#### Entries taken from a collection
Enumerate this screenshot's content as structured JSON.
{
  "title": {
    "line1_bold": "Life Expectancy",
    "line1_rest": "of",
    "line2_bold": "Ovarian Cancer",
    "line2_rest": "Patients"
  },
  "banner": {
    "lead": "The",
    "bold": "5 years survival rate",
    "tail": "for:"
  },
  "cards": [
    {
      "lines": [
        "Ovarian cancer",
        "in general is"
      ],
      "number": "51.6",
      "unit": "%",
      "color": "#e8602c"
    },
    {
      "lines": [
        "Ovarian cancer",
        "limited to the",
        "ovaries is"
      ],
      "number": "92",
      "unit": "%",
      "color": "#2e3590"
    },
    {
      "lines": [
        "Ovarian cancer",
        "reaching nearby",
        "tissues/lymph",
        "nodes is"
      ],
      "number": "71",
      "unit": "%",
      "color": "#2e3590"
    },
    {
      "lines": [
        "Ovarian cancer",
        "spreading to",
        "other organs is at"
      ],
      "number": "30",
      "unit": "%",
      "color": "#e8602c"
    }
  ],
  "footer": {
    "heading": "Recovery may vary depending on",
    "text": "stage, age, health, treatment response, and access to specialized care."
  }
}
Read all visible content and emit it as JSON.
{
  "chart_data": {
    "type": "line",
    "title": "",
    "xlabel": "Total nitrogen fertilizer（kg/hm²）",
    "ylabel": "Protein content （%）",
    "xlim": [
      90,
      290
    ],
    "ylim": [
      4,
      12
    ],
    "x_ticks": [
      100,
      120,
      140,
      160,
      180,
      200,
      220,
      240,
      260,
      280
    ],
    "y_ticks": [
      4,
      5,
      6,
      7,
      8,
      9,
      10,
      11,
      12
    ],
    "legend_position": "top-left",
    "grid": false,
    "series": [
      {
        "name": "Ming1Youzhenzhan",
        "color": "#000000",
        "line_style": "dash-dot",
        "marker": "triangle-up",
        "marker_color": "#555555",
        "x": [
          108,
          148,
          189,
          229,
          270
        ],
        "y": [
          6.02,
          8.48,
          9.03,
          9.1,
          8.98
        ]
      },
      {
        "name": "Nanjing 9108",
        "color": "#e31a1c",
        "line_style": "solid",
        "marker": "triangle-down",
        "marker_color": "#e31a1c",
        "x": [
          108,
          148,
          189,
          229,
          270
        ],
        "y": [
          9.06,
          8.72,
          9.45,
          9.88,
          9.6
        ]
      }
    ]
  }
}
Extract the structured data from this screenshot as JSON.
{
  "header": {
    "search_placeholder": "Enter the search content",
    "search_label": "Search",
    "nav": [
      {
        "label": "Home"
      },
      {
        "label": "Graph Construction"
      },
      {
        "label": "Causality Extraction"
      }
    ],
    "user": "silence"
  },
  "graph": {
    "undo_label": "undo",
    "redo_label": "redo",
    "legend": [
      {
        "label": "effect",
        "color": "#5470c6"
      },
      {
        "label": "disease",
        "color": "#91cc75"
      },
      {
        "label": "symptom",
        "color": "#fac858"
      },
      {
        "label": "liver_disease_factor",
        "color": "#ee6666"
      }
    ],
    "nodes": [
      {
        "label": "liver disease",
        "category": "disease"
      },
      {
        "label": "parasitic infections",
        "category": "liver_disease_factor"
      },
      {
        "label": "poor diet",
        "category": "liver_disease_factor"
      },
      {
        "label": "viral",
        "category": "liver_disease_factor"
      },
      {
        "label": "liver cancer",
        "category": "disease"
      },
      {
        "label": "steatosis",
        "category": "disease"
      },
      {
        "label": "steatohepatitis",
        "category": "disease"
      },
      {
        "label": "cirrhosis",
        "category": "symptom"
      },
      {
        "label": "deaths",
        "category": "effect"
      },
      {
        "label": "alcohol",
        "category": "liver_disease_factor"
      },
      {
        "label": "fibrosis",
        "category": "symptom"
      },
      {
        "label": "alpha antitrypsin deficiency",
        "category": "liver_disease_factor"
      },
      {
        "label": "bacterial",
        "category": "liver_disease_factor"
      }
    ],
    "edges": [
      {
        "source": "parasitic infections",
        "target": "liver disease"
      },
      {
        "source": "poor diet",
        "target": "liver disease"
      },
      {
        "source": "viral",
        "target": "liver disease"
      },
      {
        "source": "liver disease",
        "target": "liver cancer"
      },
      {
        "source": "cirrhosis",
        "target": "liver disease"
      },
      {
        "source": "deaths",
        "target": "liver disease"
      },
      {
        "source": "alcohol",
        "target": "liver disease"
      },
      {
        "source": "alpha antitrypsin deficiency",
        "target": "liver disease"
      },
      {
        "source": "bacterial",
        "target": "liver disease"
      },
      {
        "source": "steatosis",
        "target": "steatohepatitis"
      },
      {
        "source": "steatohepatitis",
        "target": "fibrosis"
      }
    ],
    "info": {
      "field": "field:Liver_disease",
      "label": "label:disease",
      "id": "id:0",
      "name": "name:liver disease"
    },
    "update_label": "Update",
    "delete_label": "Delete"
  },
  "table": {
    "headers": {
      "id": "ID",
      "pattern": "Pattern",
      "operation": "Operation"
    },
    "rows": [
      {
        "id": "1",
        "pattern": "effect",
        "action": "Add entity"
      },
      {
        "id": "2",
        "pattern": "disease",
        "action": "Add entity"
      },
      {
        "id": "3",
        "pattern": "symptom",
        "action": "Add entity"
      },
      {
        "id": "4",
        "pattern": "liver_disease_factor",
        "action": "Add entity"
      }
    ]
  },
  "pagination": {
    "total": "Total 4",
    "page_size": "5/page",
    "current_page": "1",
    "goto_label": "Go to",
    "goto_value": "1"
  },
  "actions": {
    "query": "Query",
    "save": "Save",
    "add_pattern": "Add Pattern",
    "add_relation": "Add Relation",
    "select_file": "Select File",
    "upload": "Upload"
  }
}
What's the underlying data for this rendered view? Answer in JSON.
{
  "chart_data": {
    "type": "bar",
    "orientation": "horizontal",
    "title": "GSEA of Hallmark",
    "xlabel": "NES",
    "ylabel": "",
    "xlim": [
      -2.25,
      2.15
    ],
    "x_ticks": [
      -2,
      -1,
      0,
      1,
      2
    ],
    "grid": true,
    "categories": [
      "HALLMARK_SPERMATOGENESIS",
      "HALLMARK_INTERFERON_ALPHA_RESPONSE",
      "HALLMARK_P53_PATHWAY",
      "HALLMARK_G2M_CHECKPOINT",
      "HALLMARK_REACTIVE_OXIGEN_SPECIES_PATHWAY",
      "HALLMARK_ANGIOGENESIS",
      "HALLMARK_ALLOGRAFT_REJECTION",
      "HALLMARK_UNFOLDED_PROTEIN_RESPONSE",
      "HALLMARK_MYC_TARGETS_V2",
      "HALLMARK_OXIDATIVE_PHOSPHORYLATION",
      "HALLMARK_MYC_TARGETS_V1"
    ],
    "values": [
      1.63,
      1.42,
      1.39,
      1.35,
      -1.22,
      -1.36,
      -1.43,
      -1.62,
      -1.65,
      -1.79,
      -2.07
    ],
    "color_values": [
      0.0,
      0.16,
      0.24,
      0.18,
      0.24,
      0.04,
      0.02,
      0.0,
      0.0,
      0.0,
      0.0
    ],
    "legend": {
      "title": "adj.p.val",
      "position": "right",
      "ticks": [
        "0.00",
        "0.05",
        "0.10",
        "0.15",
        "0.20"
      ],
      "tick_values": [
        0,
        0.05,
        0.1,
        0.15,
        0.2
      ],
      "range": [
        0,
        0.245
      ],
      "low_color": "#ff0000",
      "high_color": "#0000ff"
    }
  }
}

#### WORK REQUEST
Print every record exactly, so that each word matches what is written above.

#### WRITTEN SOLUTION
Enumerate this screenshot's content as structured JSON.
{
  "title": {
    "line1_bold": "Life Expectancy",
    "line1_rest": "of",
    "line2_bold": "Ovarian Cancer",
    "line2_rest": "Patients"
  },
  "banner": {
    "lead": "The",
    "bold": "5 years survival rate",
    "tail": "for:"
  },
  "cards": [
    {
      "lines": [
        "Ovarian cancer",
        "in general is"
      ],
      "number": "51.6",
      "unit": "%",
      "color": "#e8602c"
    },
    {
      "lines": [
        "Ovarian cancer",
        "limited to the",
        "ovaries is"
      ],
      "number": "92",
      "unit": "%",
      "color": "#2e3590"
    },
    {
      "lines": [
        "Ovarian cancer",
        "reaching nearby",
        "tissues/lymph",
        "nodes is"
      ],
      "number": "71",
      "unit": "%",
      "color": "#2e3590"
    },
    {
      "lines": [
        "Ovarian cancer",
        "spreading to",
        "other organs is at"
      ],
      "number": "30",
      "unit": "%",
      "color": "#e8602c"
    }
  ],
  "footer": {
    "heading": "Recovery may vary depending on",
    "text": "stage, age, health, treatment response, and access to specialized care."
  }
}
Read all visible content and emit it as JSON.
{
  "chart_data": {
    "type": "line",
    "title": "",
    "xlabel": "Total nitrogen fertilizer（kg/hm²）",
    "ylabel": "Protein content （%）",
    "xlim": [
      90,
      290
    ],
    "ylim": [
      4,
      12
    ],
    "x_ticks": [
      100,
      120,
      140,
      160,
      180,
      200,
      220,
      240,
      260,
      280
    ],
    "y_ticks": [
      4,
      5,
      6,
      7,
      8,
      9,
      10,
      11,
      12
    ],
    "legend_position": "top-left",
    "grid": false,
    "series": [
      {
        "name": "Ming1Youzhenzhan",
        "color": "#000000",
        "line_style": "dash-dot",
        "marker": "triangle-up",
        "marker_color": "#555555",
        "x": [
          108,
          148,
          189,
          229,
          270
        ],
        "y": [
          6.02,
          8.48,
          9.03,
          9.1,
          8.98
        ]
      },
      {
        "name": "Nanjing 9108",
        "color": "#e31a1c",
        "line_style": "solid",
        "marker": "triangle-down",
        "marker_color": "#e31a1c",
        "x": [
          108,
          148,
          189,
          229,
          270
        ],
        "y": [
          9.06,
          8.72,
          9.45,
          9.88,
          9.6
        ]
      }
    ]
  }
}
Extract the structured data from this screenshot as JSON.
{
  "header": {
    "search_placeholder": "Enter the search content",
    "search_label": "Search",
    "nav": [
      {
        "label": "Home"
      },
      {
        "label": "Graph Construction"
      },
      {
        "label": "Causality Extraction"
      }
    ],
    "user": "silence"
  },
  "graph": {
    "undo_label": "undo",
    "redo_label": "redo",
    "legend": [
      {
        "label": "effect",
        "color": "#5470c6"
      },
      {
        "label": "disease",
        "color": "#91cc75"
      },
      {
        "label": "symptom",
        "color": "#fac858"
      },
      {
        "label": "liver_disease_factor",
        "color": "#ee6666"
      }
    ],
    "nodes": [
      {
        "label": "liver disease",
        "category": "disease"
      },
      {
        "label": "parasitic infections",
        "category": "liver_disease_factor"
      },
      {
        "label": "poor diet",
        "category": "liver_disease_factor"
      },
      {
        "label": "viral",
        "category": "liver_disease_factor"
      },
      {
        "label": "liver cancer",
        "category": "disease"
      },
      {
        "label": "steatosis",
        "category": "disease"
      },
      {
        "label": "steatohepatitis",
        "category": "disease"
      },
      {
        "label": "cirrhosis",
        "category": "symptom"
      },
      {
        "label": "deaths",
        "category": "effect"
      },
      {
        "label": "alcohol",
        "category": "liver_disease_factor"
      },
      {
        "label": "fibrosis",
        "category": "symptom"
      },
      {
        "label": "alpha antitrypsin deficiency",
        "category": "liver_disease_factor"
      },
      {
        "label": "bacterial",
        "category": "liver_disease_factor"
      }
    ],
    "edges": [
      {
        "source": "parasitic infections",
        "target": "liver disease"
      },
      {
        "source": "poor diet",
        "target": "liver disease"
      },
      {
        "source": "viral",
        "target": "liver disease"
      },
      {
        "source": "liver disease",
        "target": "liver cancer"
      },
      {
        "source": "cirrhosis",
        "target": "liver disease"
      },
      {
        "source": "deaths",
        "target": "liver disease"
      },
      {
        "source": "alcohol",
        "target": "liver disease"
      },
      {
        "source": "alpha antitrypsin deficiency",
        "target": "liver disease"
      },
      {
        "source": "bacterial",
        "target": "liver disease"
      },
      {
        "source": "steatosis",
        "target": "steatohepatitis"
      },
      {
        "source": "steatohepatitis",
        "target": "fibrosis"
      }
    ],
    "info": {
      "field": "field:Liver_disease",
      "label": "label:disease",
      "id": "id:0",
      "name": "name:liver disease"
    },
    "update_label": "Update",
    "delete_label": "Delete"
  },
  "table": {
    "headers": {
      "id": "ID",
      "pattern": "Pattern",
      "operation": "Operation"
    },
    "rows": [
      {
        "id": "1",
        "pattern": "effect",
        "action": "Add entity"
      },
      {
        "id": "2",
        "pattern": "disease",
        "action": "Add entity"
      },
      {
        "id": "3",
        "pattern": "symptom",
        "action": "Add entity"
      },
      {
        "id": "4",
        "pattern": "liver_disease_factor",
        "action": "Add entity"
      }
    ]
  },
  "pagination": {
    "total": "Total 4",
    "page_size": "5/page",
    "current_page": "1",
    "goto_label": "Go to",
    "goto_value": "1"
  },
  "actions": {
    "query": "Query",
    "save": "Save",
    "add_pattern": "Add Pattern",
    "add_relation": "Add Relation",
    "select_file": "Select File",
    "upload": "Upload"
  }
}
What's the underlying data for this rendered view? Answer in JSON.
{
  "chart_data": {
    "type": "bar",
    "orientation": "horizontal",
    "title": "GSEA of Hallmark",
    "xlabel": "NES",
    "ylabel": "",
    "xlim": [
      -2.25,
      2.15
    ],
    "x_ticks": [
      -2,
      -1,
      0,
      1,
      2
    ],
    "grid": true,
    "categories": [
      "HALLMARK_SPERMATOGENESIS",
      "HALLMARK_INTERFERON_ALPHA_RESPONSE",
      "HALLMARK_P53_PATHWAY",
      "HALLMARK_G2M_CHECKPOINT",
      "HALLMARK_REACTIVE_OXIGEN_SPECIES_PATHWAY",
      "HALLMARK_ANGIOGENESIS",
      "HALLMARK_ALLOGRAFT_REJECTION",
      "HALLMARK_UNFOLDED_PROTEIN_RESPONSE",
      "HALLMARK_MYC_TARGETS_V2",
      "HALLMARK_OXIDATIVE_PHOSPHORYLATION",
      "HALLMARK_MYC_TARGETS_V1"
    ],
    "values": [
      1.63,
      1.42,
      1.39,
      1.35,
      -1.22,
      -1.36,
      -1.43,
      -1.62,
      -1.65,
      -1.79,
      -2.07
    ],
    "color_values": [
      0.0,
      0.16,
      0.24,
      0.18,
      0.24,
      0.04,
      0.02,
      0.0,
      0.0,
      0.0,
      0.0
    ],
    "legend": {
      "title": "adj.p.val",
      "position": "right",
      "ticks": [
        "0.00",
        "0.05",
        "0.10",
        "0.15",
        "0.20"
      ],
      "tick_values": [
        0,
        0.05,
        0.1,
        0.15,
        0.2
      ],
      "range": [
        0,
        0.245
      ],
      "low_color": "#ff0000",
      "high_color": "#0000ff"
    }
  }
}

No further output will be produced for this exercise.